- To do -
Only the number is wanted: how many lines of these entries contain the word "hurtowa"?
------------
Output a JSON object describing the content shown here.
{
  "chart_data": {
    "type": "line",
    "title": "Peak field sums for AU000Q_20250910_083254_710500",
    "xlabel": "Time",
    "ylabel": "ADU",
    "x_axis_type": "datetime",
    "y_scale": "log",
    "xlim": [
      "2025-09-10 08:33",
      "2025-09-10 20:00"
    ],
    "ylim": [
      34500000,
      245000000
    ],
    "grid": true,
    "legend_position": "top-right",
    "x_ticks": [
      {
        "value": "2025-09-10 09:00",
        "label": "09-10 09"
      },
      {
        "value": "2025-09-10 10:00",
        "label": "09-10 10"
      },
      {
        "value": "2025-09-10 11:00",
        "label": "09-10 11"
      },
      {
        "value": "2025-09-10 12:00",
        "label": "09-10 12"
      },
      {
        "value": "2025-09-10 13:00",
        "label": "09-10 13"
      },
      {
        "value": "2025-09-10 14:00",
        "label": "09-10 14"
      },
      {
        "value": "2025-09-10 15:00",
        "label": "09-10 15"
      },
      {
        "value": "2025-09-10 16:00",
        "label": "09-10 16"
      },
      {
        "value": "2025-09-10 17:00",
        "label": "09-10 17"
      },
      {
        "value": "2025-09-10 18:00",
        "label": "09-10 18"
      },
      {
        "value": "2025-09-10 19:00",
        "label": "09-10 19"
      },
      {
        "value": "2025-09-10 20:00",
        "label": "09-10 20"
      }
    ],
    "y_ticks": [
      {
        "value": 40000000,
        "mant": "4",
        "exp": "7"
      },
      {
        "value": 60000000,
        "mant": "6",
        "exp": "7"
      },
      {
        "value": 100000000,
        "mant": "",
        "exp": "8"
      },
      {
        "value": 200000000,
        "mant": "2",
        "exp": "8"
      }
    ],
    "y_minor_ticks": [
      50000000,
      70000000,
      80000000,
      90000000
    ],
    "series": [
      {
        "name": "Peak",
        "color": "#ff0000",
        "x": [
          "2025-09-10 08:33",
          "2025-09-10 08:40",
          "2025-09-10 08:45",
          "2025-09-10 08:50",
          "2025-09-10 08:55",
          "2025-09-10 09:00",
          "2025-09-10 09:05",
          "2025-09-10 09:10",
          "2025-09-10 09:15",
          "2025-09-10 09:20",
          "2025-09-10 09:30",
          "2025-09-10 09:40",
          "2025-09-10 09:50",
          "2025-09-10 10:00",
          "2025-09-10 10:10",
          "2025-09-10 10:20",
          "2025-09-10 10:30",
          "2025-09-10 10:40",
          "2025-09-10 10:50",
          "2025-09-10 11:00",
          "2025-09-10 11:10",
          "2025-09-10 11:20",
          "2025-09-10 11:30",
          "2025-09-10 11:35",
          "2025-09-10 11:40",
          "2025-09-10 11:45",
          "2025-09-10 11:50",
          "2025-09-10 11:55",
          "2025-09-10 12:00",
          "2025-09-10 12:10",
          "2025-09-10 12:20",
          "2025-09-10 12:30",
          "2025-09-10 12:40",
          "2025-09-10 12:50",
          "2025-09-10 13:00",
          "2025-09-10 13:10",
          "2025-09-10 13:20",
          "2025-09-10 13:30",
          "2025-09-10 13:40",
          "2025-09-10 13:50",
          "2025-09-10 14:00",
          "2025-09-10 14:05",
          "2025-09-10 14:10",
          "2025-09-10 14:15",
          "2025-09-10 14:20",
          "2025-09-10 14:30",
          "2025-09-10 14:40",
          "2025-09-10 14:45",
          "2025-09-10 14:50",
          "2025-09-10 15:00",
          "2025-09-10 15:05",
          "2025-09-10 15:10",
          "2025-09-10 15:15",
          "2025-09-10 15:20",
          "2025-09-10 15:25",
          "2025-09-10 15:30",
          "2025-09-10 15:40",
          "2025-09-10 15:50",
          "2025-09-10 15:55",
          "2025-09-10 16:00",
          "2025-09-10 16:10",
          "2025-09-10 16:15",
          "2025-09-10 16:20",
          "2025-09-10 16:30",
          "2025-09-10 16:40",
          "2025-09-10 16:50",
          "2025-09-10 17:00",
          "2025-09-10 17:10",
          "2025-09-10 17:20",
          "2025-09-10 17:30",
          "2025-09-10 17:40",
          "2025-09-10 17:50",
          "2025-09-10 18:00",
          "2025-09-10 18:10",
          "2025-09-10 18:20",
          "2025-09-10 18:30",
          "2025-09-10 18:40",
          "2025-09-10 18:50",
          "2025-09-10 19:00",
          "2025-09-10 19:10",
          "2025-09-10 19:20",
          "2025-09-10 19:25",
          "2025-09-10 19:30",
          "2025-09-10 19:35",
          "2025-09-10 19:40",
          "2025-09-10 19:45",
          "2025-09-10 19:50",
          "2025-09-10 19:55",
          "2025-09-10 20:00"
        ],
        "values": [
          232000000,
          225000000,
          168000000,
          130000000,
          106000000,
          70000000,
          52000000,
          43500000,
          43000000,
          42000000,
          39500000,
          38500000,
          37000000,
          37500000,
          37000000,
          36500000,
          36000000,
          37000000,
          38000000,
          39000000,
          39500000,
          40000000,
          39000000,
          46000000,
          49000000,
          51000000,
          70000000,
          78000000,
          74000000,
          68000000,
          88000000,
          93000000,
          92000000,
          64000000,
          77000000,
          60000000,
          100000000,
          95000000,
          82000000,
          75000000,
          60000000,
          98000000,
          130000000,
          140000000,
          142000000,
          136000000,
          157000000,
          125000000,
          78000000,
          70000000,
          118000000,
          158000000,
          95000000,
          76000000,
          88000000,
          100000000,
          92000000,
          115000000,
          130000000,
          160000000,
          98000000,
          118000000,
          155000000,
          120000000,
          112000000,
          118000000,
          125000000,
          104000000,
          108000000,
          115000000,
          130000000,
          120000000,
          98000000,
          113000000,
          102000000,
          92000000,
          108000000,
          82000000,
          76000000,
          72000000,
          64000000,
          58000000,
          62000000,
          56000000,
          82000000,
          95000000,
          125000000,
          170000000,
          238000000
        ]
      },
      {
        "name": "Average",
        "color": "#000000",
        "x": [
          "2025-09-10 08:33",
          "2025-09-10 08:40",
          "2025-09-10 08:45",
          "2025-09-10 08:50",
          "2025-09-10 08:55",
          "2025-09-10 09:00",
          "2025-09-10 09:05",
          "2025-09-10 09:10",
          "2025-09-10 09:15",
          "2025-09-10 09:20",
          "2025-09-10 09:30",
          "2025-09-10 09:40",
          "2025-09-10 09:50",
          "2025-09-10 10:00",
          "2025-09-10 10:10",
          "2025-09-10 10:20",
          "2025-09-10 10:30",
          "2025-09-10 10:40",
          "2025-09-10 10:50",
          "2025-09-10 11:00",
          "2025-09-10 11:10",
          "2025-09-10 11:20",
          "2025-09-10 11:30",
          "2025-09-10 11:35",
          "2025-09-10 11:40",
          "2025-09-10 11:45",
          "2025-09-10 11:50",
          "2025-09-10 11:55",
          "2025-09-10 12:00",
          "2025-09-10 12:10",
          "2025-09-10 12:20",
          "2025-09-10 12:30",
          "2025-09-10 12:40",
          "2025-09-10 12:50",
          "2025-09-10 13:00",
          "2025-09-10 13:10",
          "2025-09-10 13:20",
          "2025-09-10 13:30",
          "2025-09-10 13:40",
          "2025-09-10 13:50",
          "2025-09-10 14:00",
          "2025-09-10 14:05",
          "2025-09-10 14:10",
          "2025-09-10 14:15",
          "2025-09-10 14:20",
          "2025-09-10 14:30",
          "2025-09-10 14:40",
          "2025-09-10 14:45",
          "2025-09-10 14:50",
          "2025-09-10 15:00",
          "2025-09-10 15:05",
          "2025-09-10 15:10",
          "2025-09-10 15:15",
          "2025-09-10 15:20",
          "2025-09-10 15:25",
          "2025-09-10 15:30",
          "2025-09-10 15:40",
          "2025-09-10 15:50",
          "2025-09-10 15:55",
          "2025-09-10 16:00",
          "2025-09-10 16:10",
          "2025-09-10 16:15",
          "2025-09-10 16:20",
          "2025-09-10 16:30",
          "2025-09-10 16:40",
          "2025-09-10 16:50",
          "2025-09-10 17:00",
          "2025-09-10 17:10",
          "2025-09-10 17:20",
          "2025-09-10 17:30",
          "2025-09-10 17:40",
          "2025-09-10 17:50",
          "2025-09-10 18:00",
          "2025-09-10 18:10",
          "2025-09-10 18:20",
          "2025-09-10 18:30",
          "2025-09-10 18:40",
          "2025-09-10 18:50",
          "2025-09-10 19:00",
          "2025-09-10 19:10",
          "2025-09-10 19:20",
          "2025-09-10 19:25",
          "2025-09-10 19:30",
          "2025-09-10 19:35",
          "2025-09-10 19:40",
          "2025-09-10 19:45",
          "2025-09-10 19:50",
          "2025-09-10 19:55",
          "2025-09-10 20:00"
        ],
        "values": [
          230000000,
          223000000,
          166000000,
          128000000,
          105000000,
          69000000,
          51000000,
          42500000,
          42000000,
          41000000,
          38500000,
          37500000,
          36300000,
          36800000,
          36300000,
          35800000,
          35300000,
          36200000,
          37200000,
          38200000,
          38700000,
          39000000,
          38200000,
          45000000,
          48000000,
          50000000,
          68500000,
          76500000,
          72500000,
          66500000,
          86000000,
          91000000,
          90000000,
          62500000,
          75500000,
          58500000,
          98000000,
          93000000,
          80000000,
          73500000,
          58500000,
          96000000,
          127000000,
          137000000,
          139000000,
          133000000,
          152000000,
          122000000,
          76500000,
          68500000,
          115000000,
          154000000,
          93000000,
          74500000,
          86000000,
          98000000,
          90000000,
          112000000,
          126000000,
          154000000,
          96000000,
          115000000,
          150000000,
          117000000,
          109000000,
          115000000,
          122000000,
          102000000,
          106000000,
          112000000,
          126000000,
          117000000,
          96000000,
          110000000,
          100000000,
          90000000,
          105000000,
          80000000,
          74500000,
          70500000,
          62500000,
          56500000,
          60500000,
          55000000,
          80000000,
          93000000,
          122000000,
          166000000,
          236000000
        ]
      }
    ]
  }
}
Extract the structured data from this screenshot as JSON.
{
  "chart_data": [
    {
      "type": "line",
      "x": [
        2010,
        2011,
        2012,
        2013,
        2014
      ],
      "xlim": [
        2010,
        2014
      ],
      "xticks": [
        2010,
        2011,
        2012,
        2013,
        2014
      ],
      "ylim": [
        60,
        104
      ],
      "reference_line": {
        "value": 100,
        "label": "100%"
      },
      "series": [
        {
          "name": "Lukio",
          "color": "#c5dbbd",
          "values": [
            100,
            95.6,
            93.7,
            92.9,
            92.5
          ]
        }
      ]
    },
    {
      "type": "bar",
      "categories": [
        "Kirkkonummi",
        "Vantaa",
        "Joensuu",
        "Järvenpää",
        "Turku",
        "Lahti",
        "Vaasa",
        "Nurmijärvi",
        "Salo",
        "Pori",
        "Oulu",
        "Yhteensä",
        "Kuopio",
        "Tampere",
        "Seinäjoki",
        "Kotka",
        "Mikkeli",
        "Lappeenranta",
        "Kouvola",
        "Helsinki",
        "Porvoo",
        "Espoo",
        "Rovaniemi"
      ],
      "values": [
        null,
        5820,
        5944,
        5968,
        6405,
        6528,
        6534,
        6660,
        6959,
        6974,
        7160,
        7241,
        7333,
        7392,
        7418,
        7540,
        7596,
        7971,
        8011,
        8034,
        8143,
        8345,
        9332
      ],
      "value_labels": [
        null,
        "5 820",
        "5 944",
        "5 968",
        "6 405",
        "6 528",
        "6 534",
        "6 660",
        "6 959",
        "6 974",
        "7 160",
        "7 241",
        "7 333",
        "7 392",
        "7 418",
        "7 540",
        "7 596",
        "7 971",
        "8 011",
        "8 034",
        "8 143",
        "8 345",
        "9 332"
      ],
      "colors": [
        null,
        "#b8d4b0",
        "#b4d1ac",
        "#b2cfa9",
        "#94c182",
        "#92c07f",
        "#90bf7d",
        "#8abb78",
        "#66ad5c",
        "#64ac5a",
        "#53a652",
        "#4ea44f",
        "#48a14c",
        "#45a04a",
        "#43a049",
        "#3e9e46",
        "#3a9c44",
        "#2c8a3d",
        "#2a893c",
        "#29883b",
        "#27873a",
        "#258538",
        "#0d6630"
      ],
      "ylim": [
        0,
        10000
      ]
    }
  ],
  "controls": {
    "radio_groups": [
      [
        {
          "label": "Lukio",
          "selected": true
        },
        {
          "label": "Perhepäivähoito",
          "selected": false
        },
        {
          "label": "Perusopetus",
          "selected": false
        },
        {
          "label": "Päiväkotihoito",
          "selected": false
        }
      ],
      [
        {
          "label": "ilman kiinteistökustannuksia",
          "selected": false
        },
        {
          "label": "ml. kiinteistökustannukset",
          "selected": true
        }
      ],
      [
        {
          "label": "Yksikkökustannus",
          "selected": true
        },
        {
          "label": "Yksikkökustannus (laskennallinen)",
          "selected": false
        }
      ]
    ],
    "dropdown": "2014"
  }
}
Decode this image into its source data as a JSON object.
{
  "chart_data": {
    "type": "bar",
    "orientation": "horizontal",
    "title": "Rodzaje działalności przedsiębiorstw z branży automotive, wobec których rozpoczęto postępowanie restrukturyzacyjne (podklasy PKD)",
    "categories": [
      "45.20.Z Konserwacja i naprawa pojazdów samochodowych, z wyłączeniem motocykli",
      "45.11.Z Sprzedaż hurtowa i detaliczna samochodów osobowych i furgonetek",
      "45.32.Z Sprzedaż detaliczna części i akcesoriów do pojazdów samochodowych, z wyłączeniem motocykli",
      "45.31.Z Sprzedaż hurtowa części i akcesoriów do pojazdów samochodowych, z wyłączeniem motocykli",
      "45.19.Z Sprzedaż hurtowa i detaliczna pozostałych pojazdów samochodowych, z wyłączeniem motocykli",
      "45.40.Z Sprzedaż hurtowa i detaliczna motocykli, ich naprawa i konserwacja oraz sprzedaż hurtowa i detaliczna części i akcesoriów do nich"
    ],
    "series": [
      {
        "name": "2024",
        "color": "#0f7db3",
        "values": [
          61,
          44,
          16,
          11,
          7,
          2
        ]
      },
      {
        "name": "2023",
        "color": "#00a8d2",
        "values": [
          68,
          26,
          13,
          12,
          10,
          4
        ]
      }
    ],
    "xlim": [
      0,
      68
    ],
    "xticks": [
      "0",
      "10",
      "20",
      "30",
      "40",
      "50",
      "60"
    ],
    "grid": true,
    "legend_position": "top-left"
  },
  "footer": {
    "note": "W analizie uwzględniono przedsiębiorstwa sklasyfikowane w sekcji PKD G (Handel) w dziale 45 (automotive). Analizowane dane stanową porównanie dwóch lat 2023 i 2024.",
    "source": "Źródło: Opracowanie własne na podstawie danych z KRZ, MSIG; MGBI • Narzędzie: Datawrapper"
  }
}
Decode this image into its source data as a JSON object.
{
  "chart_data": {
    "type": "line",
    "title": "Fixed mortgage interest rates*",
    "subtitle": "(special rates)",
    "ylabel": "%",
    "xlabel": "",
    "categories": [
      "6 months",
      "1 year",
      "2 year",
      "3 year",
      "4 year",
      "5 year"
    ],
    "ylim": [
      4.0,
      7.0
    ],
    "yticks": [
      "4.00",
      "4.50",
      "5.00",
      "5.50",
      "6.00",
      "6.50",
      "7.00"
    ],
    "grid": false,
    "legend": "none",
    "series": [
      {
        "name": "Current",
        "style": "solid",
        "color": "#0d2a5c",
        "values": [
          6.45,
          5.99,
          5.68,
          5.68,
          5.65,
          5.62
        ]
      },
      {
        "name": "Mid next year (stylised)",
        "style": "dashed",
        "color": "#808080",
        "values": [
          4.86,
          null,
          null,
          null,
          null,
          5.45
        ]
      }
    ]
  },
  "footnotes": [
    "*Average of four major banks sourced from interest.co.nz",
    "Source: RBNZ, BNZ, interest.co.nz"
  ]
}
------------
- Final result -
4